# INFORMATION SUPPLIED
==========

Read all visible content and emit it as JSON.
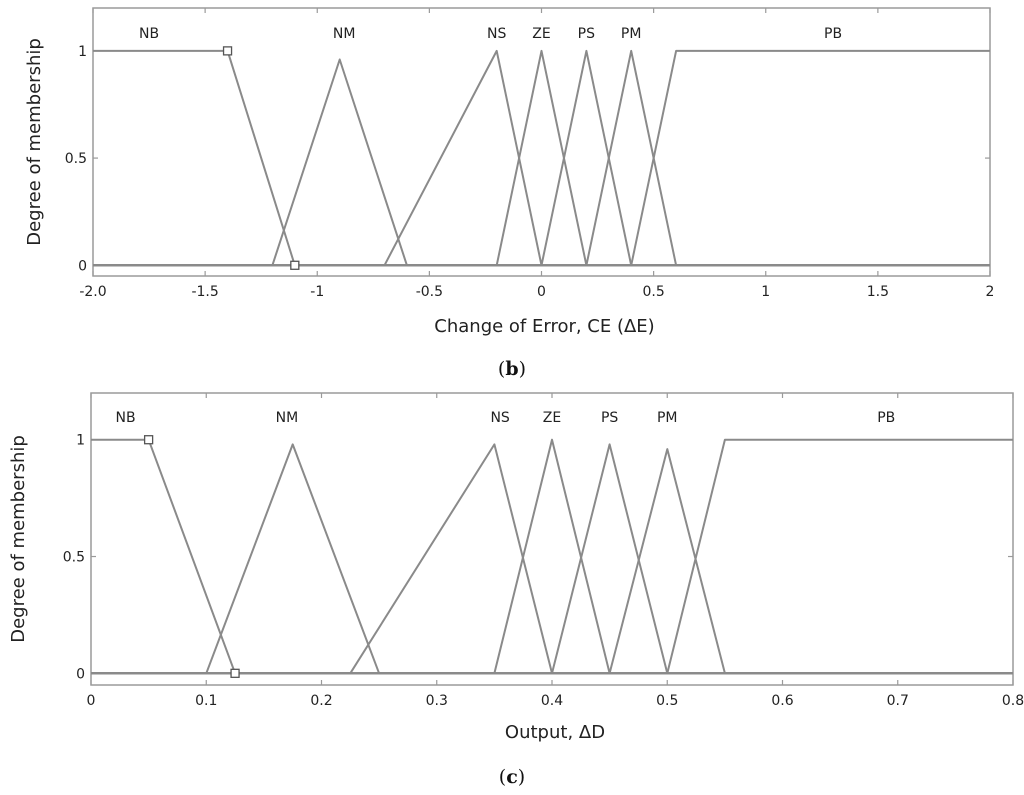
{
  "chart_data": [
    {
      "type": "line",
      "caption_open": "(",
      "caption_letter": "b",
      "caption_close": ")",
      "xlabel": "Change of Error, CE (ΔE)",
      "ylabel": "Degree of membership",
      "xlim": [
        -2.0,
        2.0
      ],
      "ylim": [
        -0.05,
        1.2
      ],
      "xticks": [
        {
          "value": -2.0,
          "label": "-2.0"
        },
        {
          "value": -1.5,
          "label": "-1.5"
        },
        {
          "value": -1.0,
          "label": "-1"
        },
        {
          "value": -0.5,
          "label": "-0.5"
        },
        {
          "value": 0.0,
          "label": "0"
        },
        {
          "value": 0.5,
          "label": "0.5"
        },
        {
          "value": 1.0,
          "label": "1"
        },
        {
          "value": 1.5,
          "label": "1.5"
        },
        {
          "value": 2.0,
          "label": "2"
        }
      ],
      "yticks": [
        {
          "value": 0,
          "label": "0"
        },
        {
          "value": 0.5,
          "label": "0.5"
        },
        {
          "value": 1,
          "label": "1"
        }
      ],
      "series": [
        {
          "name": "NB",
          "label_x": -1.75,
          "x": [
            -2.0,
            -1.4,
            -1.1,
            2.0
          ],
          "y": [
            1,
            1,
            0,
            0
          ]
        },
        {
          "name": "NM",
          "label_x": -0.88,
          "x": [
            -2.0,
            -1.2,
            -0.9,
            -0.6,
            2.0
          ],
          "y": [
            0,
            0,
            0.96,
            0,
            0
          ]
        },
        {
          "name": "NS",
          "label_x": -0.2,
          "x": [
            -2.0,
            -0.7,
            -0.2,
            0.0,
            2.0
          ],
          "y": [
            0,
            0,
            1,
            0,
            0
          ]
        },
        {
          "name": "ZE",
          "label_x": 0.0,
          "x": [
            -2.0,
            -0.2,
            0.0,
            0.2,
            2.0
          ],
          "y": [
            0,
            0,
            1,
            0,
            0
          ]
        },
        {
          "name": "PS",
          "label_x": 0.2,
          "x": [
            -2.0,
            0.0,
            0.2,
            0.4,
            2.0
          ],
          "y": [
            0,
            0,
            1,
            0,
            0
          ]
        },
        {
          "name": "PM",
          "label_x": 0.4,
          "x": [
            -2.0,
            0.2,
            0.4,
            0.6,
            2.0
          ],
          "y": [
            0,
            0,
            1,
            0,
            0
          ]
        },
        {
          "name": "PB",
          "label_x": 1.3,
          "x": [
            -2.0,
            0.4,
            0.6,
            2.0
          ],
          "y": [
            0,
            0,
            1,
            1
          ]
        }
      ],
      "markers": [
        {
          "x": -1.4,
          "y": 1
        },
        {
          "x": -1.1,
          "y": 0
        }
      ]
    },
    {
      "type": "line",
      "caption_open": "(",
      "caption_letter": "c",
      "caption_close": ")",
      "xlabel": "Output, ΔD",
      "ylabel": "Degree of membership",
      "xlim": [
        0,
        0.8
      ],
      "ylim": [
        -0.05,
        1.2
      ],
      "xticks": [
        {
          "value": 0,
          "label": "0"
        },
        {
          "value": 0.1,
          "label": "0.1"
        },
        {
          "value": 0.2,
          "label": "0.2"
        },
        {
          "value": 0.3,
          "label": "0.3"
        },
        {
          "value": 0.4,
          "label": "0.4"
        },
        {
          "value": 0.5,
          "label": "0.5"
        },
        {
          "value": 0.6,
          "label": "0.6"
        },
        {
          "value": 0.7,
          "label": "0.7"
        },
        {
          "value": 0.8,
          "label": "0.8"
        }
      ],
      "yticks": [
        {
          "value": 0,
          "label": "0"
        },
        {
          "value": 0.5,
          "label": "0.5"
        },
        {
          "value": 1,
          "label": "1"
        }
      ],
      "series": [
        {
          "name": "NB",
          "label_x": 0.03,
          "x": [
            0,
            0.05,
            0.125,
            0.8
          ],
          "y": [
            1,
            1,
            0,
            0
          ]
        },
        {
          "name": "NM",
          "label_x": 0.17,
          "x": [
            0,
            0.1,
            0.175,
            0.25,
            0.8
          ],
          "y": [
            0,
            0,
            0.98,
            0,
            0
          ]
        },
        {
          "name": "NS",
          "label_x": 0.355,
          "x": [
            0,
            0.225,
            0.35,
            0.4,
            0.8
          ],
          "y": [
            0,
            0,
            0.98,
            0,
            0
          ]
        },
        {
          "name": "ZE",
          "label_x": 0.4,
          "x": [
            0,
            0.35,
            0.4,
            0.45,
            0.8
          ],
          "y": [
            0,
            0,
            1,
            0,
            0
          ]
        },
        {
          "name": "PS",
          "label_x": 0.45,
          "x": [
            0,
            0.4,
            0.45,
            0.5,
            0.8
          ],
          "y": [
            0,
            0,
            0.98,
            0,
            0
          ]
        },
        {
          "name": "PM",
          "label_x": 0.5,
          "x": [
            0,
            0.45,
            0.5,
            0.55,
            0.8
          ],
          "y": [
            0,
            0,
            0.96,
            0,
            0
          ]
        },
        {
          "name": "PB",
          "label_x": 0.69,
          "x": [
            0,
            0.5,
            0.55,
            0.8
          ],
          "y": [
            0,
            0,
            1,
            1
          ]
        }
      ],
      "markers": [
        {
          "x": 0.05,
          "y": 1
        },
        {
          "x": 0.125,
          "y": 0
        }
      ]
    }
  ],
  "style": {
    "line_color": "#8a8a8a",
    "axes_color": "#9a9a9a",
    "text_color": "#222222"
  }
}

==========

# THE TASK
Write out the full set of lines verbatim, without the pictures.

# SOLUTION TO THIS TASK
Read all visible content and emit it as JSON.
{
  "chart_data": [
    {
      "type": "line",
      "caption_open": "(",
      "caption_letter": "b",
      "caption_close": ")",
      "xlabel": "Change of Error, CE (ΔE)",
      "ylabel": "Degree of membership",
      "xlim": [
        -2.0,
        2.0
      ],
      "ylim": [
        -0.05,
        1.2
      ],
      "xticks": [
        {
          "value": -2.0,
          "label": "-2.0"
        },
        {
          "value": -1.5,
          "label": "-1.5"
        },
        {
          "value": -1.0,
          "label": "-1"
        },
        {
          "value": -0.5,
          "label": "-0.5"
        },
        {
          "value": 0.0,
          "label": "0"
        },
        {
          "value": 0.5,
          "label": "0.5"
        },
        {
          "value": 1.0,
          "label": "1"
        },
        {
          "value": 1.5,
          "label": "1.5"
        },
        {
          "value": 2.0,
          "label": "2"
        }
      ],
      "yticks": [
        {
          "value": 0,
          "label": "0"
        },
        {
          "value": 0.5,
          "label": "0.5"
        },
        {
          "value": 1,
          "label": "1"
        }
      ],
      "series": [
        {
          "name": "NB",
          "label_x": -1.75,
          "x": [
            -2.0,
            -1.4,
            -1.1,
            2.0
          ],
          "y": [
            1,
            1,
            0,
            0
          ]
        },
        {
          "name": "NM",
          "label_x": -0.88,
          "x": [
            -2.0,
            -1.2,
            -0.9,
            -0.6,
            2.0
          ],
          "y": [
            0,
            0,
            0.96,
            0,
            0
          ]
        },
        {
          "name": "NS",
          "label_x": -0.2,
          "x": [
            -2.0,
            -0.7,
            -0.2,
            0.0,
            2.0
          ],
          "y": [
            0,
            0,
            1,
            0,
            0
          ]
        },
        {
          "name": "ZE",
          "label_x": 0.0,
          "x": [
            -2.0,
            -0.2,
            0.0,
            0.2,
            2.0
          ],
          "y": [
            0,
            0,
            1,
            0,
            0
          ]
        },
        {
          "name": "PS",
          "label_x": 0.2,
          "x": [
            -2.0,
            0.0,
            0.2,
            0.4,
            2.0
          ],
          "y": [
            0,
            0,
            1,
            0,
            0
          ]
        },
        {
          "name": "PM",
          "label_x": 0.4,
          "x": [
            -2.0,
            0.2,
            0.4,
            0.6,
            2.0
          ],
          "y": [
            0,
            0,
            1,
            0,
            0
          ]
        },
        {
          "name": "PB",
          "label_x": 1.3,
          "x": [
            -2.0,
            0.4,
            0.6,
            2.0
          ],
          "y": [
            0,
            0,
            1,
            1
          ]
        }
      ],
      "markers": [
        {
          "x": -1.4,
          "y": 1
        },
        {
          "x": -1.1,
          "y": 0
        }
      ]
    },
    {
      "type": "line",
      "caption_open": "(",
      "caption_letter": "c",
      "caption_close": ")",
      "xlabel": "Output, ΔD",
      "ylabel": "Degree of membership",
      "xlim": [
        0,
        0.8
      ],
      "ylim": [
        -0.05,
        1.2
      ],
      "xticks": [
        {
          "value": 0,
          "label": "0"
        },
        {
          "value": 0.1,
          "label": "0.1"
        },
        {
          "value": 0.2,
          "label": "0.2"
        },
        {
          "value": 0.3,
          "label": "0.3"
        },
        {
          "value": 0.4,
          "label": "0.4"
        },
        {
          "value": 0.5,
          "label": "0.5"
        },
        {
          "value": 0.6,
          "label": "0.6"
        },
        {
          "value": 0.7,
          "label": "0.7"
        },
        {
          "value": 0.8,
          "label": "0.8"
        }
      ],
      "yticks": [
        {
          "value": 0,
          "label": "0"
        },
        {
          "value": 0.5,
          "label": "0.5"
        },
        {
          "value": 1,
          "label": "1"
        }
      ],
      "series": [
        {
          "name": "NB",
          "label_x": 0.03,
          "x": [
            0,
            0.05,
            0.125,
            0.8
          ],
          "y": [
            1,
            1,
            0,
            0
          ]
        },
        {
          "name": "NM",
          "label_x": 0.17,
          "x": [
            0,
            0.1,
            0.175,
            0.25,
            0.8
          ],
          "y": [
            0,
            0,
            0.98,
            0,
            0
          ]
        },
        {
          "name": "NS",
          "label_x": 0.355,
          "x": [
            0,
            0.225,
            0.35,
            0.4,
            0.8
          ],
          "y": [
            0,
            0,
            0.98,
            0,
            0
          ]
        },
        {
          "name": "ZE",
          "label_x": 0.4,
          "x": [
            0,
            0.35,
            0.4,
            0.45,
            0.8
          ],
          "y": [
            0,
            0,
            1,
            0,
            0
          ]
        },
        {
          "name": "PS",
          "label_x": 0.45,
          "x": [
            0,
            0.4,
            0.45,
            0.5,
            0.8
          ],
          "y": [
            0,
            0,
            0.98,
            0,
            0
          ]
        },
        {
          "name": "PM",
          "label_x": 0.5,
          "x": [
            0,
            0.45,
            0.5,
            0.55,
            0.8
          ],
          "y": [
            0,
            0,
            0.96,
            0,
            0
          ]
        },
        {
          "name": "PB",
          "label_x": 0.69,
          "x": [
            0,
            0.5,
            0.55,
            0.8
          ],
          "y": [
            0,
            0,
            1,
            1
          ]
        }
      ],
      "markers": [
        {
          "x": 0.05,
          "y": 1
        },
        {
          "x": 0.125,
          "y": 0
        }
      ]
    }
  ],
  "style": {
    "line_color": "#8a8a8a",
    "axes_color": "#9a9a9a",
    "text_color": "#222222"
  }
}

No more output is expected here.